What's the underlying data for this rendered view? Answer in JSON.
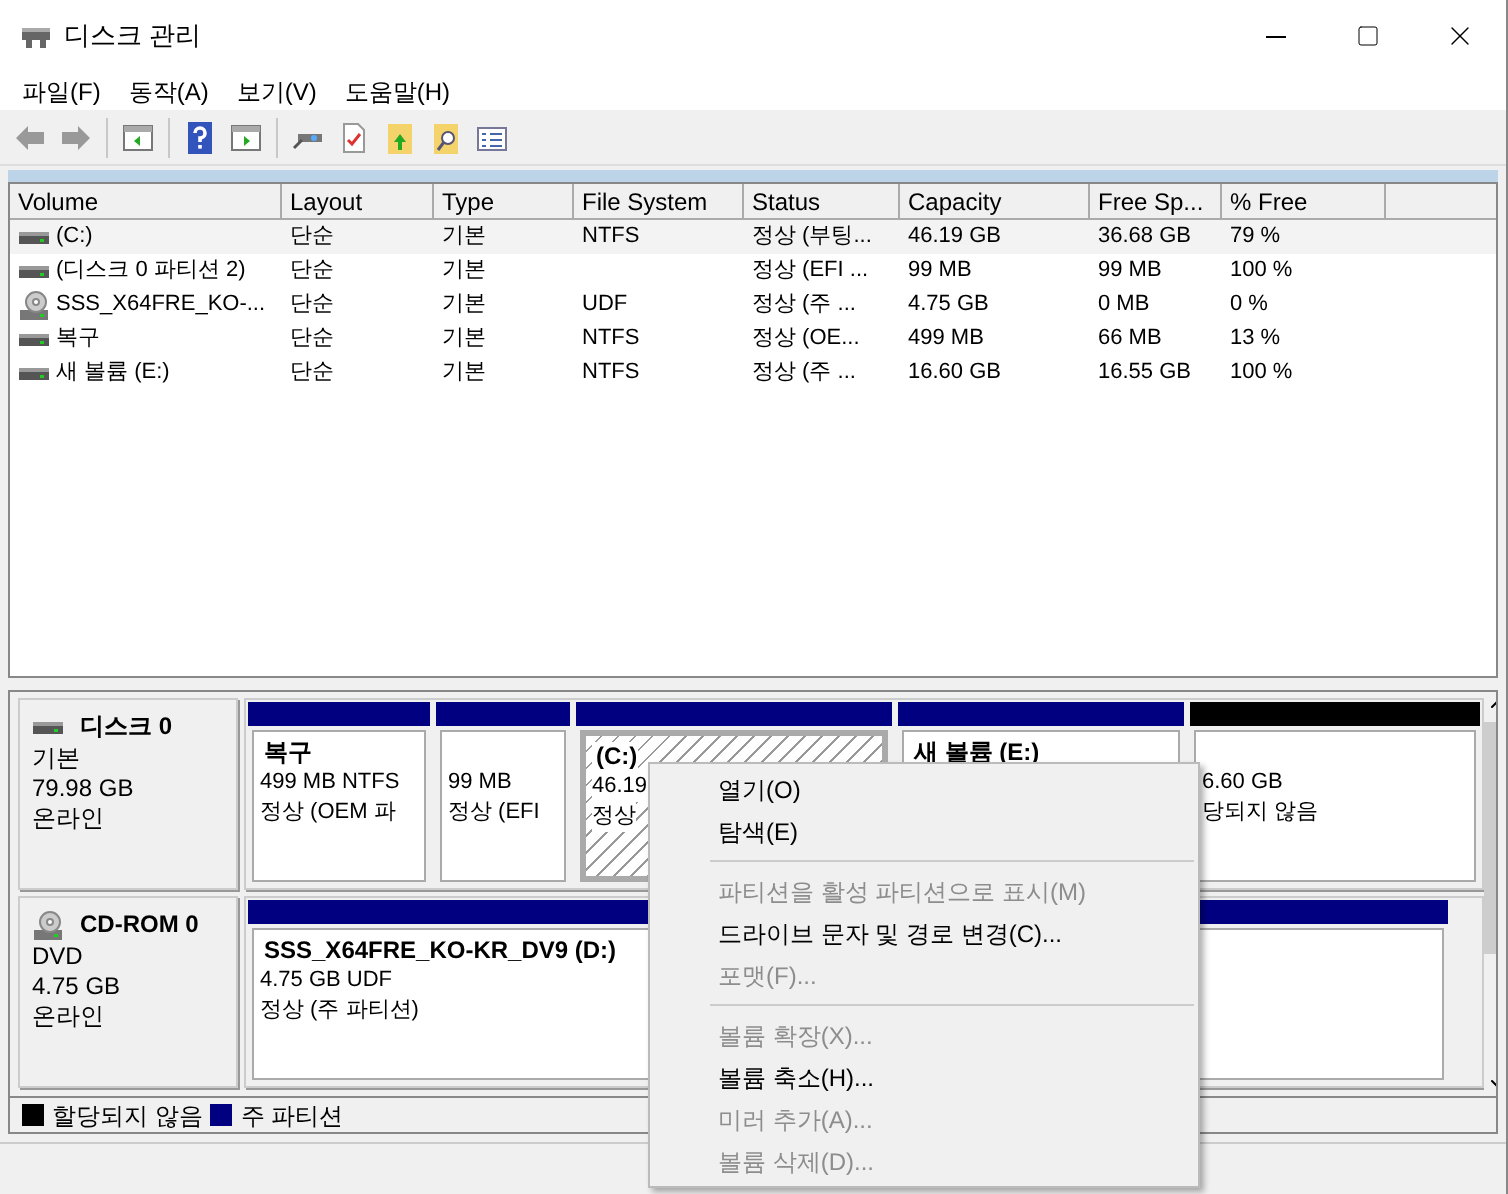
{
  "window": {
    "title": "디스크 관리"
  },
  "menu": [
    "파일(F)",
    "동작(A)",
    "보기(V)",
    "도움말(H)"
  ],
  "table": {
    "columns": [
      "Volume",
      "Layout",
      "Type",
      "File System",
      "Status",
      "Capacity",
      "Free Sp...",
      "% Free"
    ],
    "rows": [
      {
        "kind": "disk",
        "selected": true,
        "cells": [
          "(C:)",
          "단순",
          "기본",
          "NTFS",
          "정상 (부팅...",
          "46.19 GB",
          "36.68 GB",
          "79 %"
        ]
      },
      {
        "kind": "disk",
        "selected": false,
        "cells": [
          "(디스크 0 파티션 2)",
          "단순",
          "기본",
          "",
          "정상 (EFI ...",
          "99 MB",
          "99 MB",
          "100 %"
        ]
      },
      {
        "kind": "cd",
        "selected": false,
        "cells": [
          "SSS_X64FRE_KO-...",
          "단순",
          "기본",
          "UDF",
          "정상 (주 ...",
          "4.75 GB",
          "0 MB",
          "0 %"
        ]
      },
      {
        "kind": "disk",
        "selected": false,
        "cells": [
          "복구",
          "단순",
          "기본",
          "NTFS",
          "정상 (OE...",
          "499 MB",
          "66 MB",
          "13 %"
        ]
      },
      {
        "kind": "disk",
        "selected": false,
        "cells": [
          "새 볼륨 (E:)",
          "단순",
          "기본",
          "NTFS",
          "정상 (주 ...",
          "16.60 GB",
          "16.55 GB",
          "100 %"
        ]
      }
    ]
  },
  "disks": [
    {
      "kind": "disk",
      "name": "디스크 0",
      "type": "기본",
      "size": "79.98 GB",
      "status": "온라인",
      "partitions": [
        {
          "kind": "primary",
          "selected": false,
          "title": "복구",
          "size": "499 MB NTFS",
          "status": "정상 (OEM 파"
        },
        {
          "kind": "primary",
          "selected": false,
          "size": "99 MB",
          "status": "정상 (EFI"
        },
        {
          "kind": "primary",
          "selected": true,
          "title": "(C:)",
          "size": "46.19",
          "status": "정상"
        },
        {
          "kind": "primary",
          "selected": false,
          "title": "새 볼륨 (E:)"
        },
        {
          "kind": "unallocated",
          "selected": false,
          "size": "6.60 GB",
          "status": "당되지 않음"
        }
      ]
    },
    {
      "kind": "cd",
      "name": "CD-ROM 0",
      "type": "DVD",
      "size": "4.75 GB",
      "status": "온라인",
      "partitions": [
        {
          "kind": "primary",
          "selected": false,
          "title": "SSS_X64FRE_KO-KR_DV9  (D:)",
          "size": "4.75 GB UDF",
          "status": "정상 (주 파티션)"
        }
      ]
    }
  ],
  "legend": [
    {
      "label": "할당되지 않음",
      "color": "#000000"
    },
    {
      "label": "주 파티션",
      "color": "#000080"
    }
  ],
  "context_menu": [
    {
      "kind": "item",
      "label": "열기(O)",
      "disabled": false
    },
    {
      "kind": "item",
      "label": "탐색(E)",
      "disabled": false
    },
    {
      "kind": "separator"
    },
    {
      "kind": "item",
      "label": "파티션을 활성 파티션으로 표시(M)",
      "disabled": true
    },
    {
      "kind": "item",
      "label": "드라이브 문자 및 경로 변경(C)...",
      "disabled": false
    },
    {
      "kind": "item",
      "label": "포맷(F)...",
      "disabled": true
    },
    {
      "kind": "separator"
    },
    {
      "kind": "item",
      "label": "볼륨 확장(X)...",
      "disabled": true
    },
    {
      "kind": "item",
      "label": "볼륨 축소(H)...",
      "disabled": false
    },
    {
      "kind": "item",
      "label": "미러 추가(A)...",
      "disabled": true
    },
    {
      "kind": "item",
      "label": "볼륨 삭제(D)...",
      "disabled": true
    }
  ]
}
::::
What you should do
Transcribe the listing in full. Omit the pictures and keep every line exact.

In response
What's the underlying data for this rendered view? Answer in JSON.
{
  "window": {
    "title": "디스크 관리"
  },
  "menu": [
    "파일(F)",
    "동작(A)",
    "보기(V)",
    "도움말(H)"
  ],
  "table": {
    "columns": [
      "Volume",
      "Layout",
      "Type",
      "File System",
      "Status",
      "Capacity",
      "Free Sp...",
      "% Free"
    ],
    "rows": [
      {
        "kind": "disk",
        "selected": true,
        "cells": [
          "(C:)",
          "단순",
          "기본",
          "NTFS",
          "정상 (부팅...",
          "46.19 GB",
          "36.68 GB",
          "79 %"
        ]
      },
      {
        "kind": "disk",
        "selected": false,
        "cells": [
          "(디스크 0 파티션 2)",
          "단순",
          "기본",
          "",
          "정상 (EFI ...",
          "99 MB",
          "99 MB",
          "100 %"
        ]
      },
      {
        "kind": "cd",
        "selected": false,
        "cells": [
          "SSS_X64FRE_KO-...",
          "단순",
          "기본",
          "UDF",
          "정상 (주 ...",
          "4.75 GB",
          "0 MB",
          "0 %"
        ]
      },
      {
        "kind": "disk",
        "selected": false,
        "cells": [
          "복구",
          "단순",
          "기본",
          "NTFS",
          "정상 (OE...",
          "499 MB",
          "66 MB",
          "13 %"
        ]
      },
      {
        "kind": "disk",
        "selected": false,
        "cells": [
          "새 볼륨 (E:)",
          "단순",
          "기본",
          "NTFS",
          "정상 (주 ...",
          "16.60 GB",
          "16.55 GB",
          "100 %"
        ]
      }
    ]
  },
  "disks": [
    {
      "kind": "disk",
      "name": "디스크 0",
      "type": "기본",
      "size": "79.98 GB",
      "status": "온라인",
      "partitions": [
        {
          "kind": "primary",
          "selected": false,
          "title": "복구",
          "size": "499 MB NTFS",
          "status": "정상 (OEM 파"
        },
        {
          "kind": "primary",
          "selected": false,
          "size": "99 MB",
          "status": "정상 (EFI"
        },
        {
          "kind": "primary",
          "selected": true,
          "title": "(C:)",
          "size": "46.19",
          "status": "정상"
        },
        {
          "kind": "primary",
          "selected": false,
          "title": "새 볼륨 (E:)"
        },
        {
          "kind": "unallocated",
          "selected": false,
          "size": "6.60 GB",
          "status": "당되지 않음"
        }
      ]
    },
    {
      "kind": "cd",
      "name": "CD-ROM 0",
      "type": "DVD",
      "size": "4.75 GB",
      "status": "온라인",
      "partitions": [
        {
          "kind": "primary",
          "selected": false,
          "title": "SSS_X64FRE_KO-KR_DV9  (D:)",
          "size": "4.75 GB UDF",
          "status": "정상 (주 파티션)"
        }
      ]
    }
  ],
  "legend": [
    {
      "label": "할당되지 않음",
      "color": "#000000"
    },
    {
      "label": "주 파티션",
      "color": "#000080"
    }
  ],
  "context_menu": [
    {
      "kind": "item",
      "label": "열기(O)",
      "disabled": false
    },
    {
      "kind": "item",
      "label": "탐색(E)",
      "disabled": false
    },
    {
      "kind": "separator"
    },
    {
      "kind": "item",
      "label": "파티션을 활성 파티션으로 표시(M)",
      "disabled": true
    },
    {
      "kind": "item",
      "label": "드라이브 문자 및 경로 변경(C)...",
      "disabled": false
    },
    {
      "kind": "item",
      "label": "포맷(F)...",
      "disabled": true
    },
    {
      "kind": "separator"
    },
    {
      "kind": "item",
      "label": "볼륨 확장(X)...",
      "disabled": true
    },
    {
      "kind": "item",
      "label": "볼륨 축소(H)...",
      "disabled": false
    },
    {
      "kind": "item",
      "label": "미러 추가(A)...",
      "disabled": true
    },
    {
      "kind": "item",
      "label": "볼륨 삭제(D)...",
      "disabled": true
    }
  ]
}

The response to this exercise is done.